[Aim of the exercise]
Retype each entry below, keeping every character the same.

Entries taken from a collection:
start

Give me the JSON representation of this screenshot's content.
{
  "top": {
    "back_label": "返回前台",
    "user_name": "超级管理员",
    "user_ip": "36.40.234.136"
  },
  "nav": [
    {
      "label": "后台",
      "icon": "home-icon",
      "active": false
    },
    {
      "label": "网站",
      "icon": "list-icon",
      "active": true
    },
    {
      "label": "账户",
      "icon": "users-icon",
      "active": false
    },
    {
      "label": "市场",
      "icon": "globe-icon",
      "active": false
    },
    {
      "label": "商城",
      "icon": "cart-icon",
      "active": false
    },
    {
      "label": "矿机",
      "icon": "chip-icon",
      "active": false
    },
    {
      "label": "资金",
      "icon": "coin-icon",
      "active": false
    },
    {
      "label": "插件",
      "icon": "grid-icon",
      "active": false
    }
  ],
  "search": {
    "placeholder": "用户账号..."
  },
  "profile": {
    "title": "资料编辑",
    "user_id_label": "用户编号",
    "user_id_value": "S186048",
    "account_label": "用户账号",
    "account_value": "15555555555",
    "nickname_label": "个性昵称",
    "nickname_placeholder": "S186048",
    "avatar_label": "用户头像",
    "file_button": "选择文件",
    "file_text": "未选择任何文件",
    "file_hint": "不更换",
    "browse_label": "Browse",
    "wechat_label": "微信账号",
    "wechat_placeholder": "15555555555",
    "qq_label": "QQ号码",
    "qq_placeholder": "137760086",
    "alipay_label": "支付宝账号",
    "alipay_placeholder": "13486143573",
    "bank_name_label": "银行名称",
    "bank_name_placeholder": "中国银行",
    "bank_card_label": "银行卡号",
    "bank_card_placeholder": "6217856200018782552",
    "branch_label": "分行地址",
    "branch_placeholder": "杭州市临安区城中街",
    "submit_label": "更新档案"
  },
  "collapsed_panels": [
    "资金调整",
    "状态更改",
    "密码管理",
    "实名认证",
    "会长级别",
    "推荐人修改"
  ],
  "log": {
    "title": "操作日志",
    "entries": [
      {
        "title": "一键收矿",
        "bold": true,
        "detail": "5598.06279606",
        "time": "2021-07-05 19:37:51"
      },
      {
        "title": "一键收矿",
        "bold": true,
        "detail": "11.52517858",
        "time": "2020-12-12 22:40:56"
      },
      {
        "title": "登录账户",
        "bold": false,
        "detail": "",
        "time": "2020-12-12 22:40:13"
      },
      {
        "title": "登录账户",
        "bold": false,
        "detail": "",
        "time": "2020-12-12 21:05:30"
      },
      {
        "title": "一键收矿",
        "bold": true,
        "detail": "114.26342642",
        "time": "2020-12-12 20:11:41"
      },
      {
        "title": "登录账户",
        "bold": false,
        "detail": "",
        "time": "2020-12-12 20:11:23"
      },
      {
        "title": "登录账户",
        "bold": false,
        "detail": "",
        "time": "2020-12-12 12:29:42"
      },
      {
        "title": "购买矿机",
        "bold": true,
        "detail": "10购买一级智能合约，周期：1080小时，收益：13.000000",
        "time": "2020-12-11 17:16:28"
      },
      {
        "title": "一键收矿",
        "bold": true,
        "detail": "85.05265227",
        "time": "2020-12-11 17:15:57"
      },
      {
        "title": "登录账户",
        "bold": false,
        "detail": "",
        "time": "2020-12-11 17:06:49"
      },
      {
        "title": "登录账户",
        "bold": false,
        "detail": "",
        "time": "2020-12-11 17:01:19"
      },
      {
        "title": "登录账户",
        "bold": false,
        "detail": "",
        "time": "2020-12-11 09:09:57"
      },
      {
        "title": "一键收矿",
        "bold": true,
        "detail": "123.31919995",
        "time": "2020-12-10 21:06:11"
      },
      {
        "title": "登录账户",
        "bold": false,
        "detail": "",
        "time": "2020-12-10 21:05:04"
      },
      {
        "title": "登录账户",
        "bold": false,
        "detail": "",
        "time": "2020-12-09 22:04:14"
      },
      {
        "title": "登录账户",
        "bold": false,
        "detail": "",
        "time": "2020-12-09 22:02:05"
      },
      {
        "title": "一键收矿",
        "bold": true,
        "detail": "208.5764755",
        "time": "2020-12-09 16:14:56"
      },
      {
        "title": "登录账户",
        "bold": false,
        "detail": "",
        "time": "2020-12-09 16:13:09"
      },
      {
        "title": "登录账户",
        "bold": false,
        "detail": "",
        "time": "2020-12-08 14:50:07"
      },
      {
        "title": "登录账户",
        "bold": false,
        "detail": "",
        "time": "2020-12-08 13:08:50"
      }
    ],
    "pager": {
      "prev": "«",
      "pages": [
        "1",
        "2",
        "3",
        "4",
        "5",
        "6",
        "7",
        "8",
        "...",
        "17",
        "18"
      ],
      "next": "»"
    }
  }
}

end

[Task output]
Give me the JSON representation of this screenshot's content.
{
  "top": {
    "back_label": "返回前台",
    "user_name": "超级管理员",
    "user_ip": "36.40.234.136"
  },
  "nav": [
    {
      "label": "后台",
      "icon": "home-icon",
      "active": false
    },
    {
      "label": "网站",
      "icon": "list-icon",
      "active": true
    },
    {
      "label": "账户",
      "icon": "users-icon",
      "active": false
    },
    {
      "label": "市场",
      "icon": "globe-icon",
      "active": false
    },
    {
      "label": "商城",
      "icon": "cart-icon",
      "active": false
    },
    {
      "label": "矿机",
      "icon": "chip-icon",
      "active": false
    },
    {
      "label": "资金",
      "icon": "coin-icon",
      "active": false
    },
    {
      "label": "插件",
      "icon": "grid-icon",
      "active": false
    }
  ],
  "search": {
    "placeholder": "用户账号..."
  },
  "profile": {
    "title": "资料编辑",
    "user_id_label": "用户编号",
    "user_id_value": "S186048",
    "account_label": "用户账号",
    "account_value": "15555555555",
    "nickname_label": "个性昵称",
    "nickname_placeholder": "S186048",
    "avatar_label": "用户头像",
    "file_button": "选择文件",
    "file_text": "未选择任何文件",
    "file_hint": "不更换",
    "browse_label": "Browse",
    "wechat_label": "微信账号",
    "wechat_placeholder": "15555555555",
    "qq_label": "QQ号码",
    "qq_placeholder": "137760086",
    "alipay_label": "支付宝账号",
    "alipay_placeholder": "13486143573",
    "bank_name_label": "银行名称",
    "bank_name_placeholder": "中国银行",
    "bank_card_label": "银行卡号",
    "bank_card_placeholder": "6217856200018782552",
    "branch_label": "分行地址",
    "branch_placeholder": "杭州市临安区城中街",
    "submit_label": "更新档案"
  },
  "collapsed_panels": [
    "资金调整",
    "状态更改",
    "密码管理",
    "实名认证",
    "会长级别",
    "推荐人修改"
  ],
  "log": {
    "title": "操作日志",
    "entries": [
      {
        "title": "一键收矿",
        "bold": true,
        "detail": "5598.06279606",
        "time": "2021-07-05 19:37:51"
      },
      {
        "title": "一键收矿",
        "bold": true,
        "detail": "11.52517858",
        "time": "2020-12-12 22:40:56"
      },
      {
        "title": "登录账户",
        "bold": false,
        "detail": "",
        "time": "2020-12-12 22:40:13"
      },
      {
        "title": "登录账户",
        "bold": false,
        "detail": "",
        "time": "2020-12-12 21:05:30"
      },
      {
        "title": "一键收矿",
        "bold": true,
        "detail": "114.26342642",
        "time": "2020-12-12 20:11:41"
      },
      {
        "title": "登录账户",
        "bold": false,
        "detail": "",
        "time": "2020-12-12 20:11:23"
      },
      {
        "title": "登录账户",
        "bold": false,
        "detail": "",
        "time": "2020-12-12 12:29:42"
      },
      {
        "title": "购买矿机",
        "bold": true,
        "detail": "10购买一级智能合约，周期：1080小时，收益：13.000000",
        "time": "2020-12-11 17:16:28"
      },
      {
        "title": "一键收矿",
        "bold": true,
        "detail": "85.05265227",
        "time": "2020-12-11 17:15:57"
      },
      {
        "title": "登录账户",
        "bold": false,
        "detail": "",
        "time": "2020-12-11 17:06:49"
      },
      {
        "title": "登录账户",
        "bold": false,
        "detail": "",
        "time": "2020-12-11 17:01:19"
      },
      {
        "title": "登录账户",
        "bold": false,
        "detail": "",
        "time": "2020-12-11 09:09:57"
      },
      {
        "title": "一键收矿",
        "bold": true,
        "detail": "123.31919995",
        "time": "2020-12-10 21:06:11"
      },
      {
        "title": "登录账户",
        "bold": false,
        "detail": "",
        "time": "2020-12-10 21:05:04"
      },
      {
        "title": "登录账户",
        "bold": false,
        "detail": "",
        "time": "2020-12-09 22:04:14"
      },
      {
        "title": "登录账户",
        "bold": false,
        "detail": "",
        "time": "2020-12-09 22:02:05"
      },
      {
        "title": "一键收矿",
        "bold": true,
        "detail": "208.5764755",
        "time": "2020-12-09 16:14:56"
      },
      {
        "title": "登录账户",
        "bold": false,
        "detail": "",
        "time": "2020-12-09 16:13:09"
      },
      {
        "title": "登录账户",
        "bold": false,
        "detail": "",
        "time": "2020-12-08 14:50:07"
      },
      {
        "title": "登录账户",
        "bold": false,
        "detail": "",
        "time": "2020-12-08 13:08:50"
      }
    ],
    "pager": {
      "prev": "«",
      "pages": [
        "1",
        "2",
        "3",
        "4",
        "5",
        "6",
        "7",
        "8",
        "...",
        "17",
        "18"
      ],
      "next": "»"
    }
  }
}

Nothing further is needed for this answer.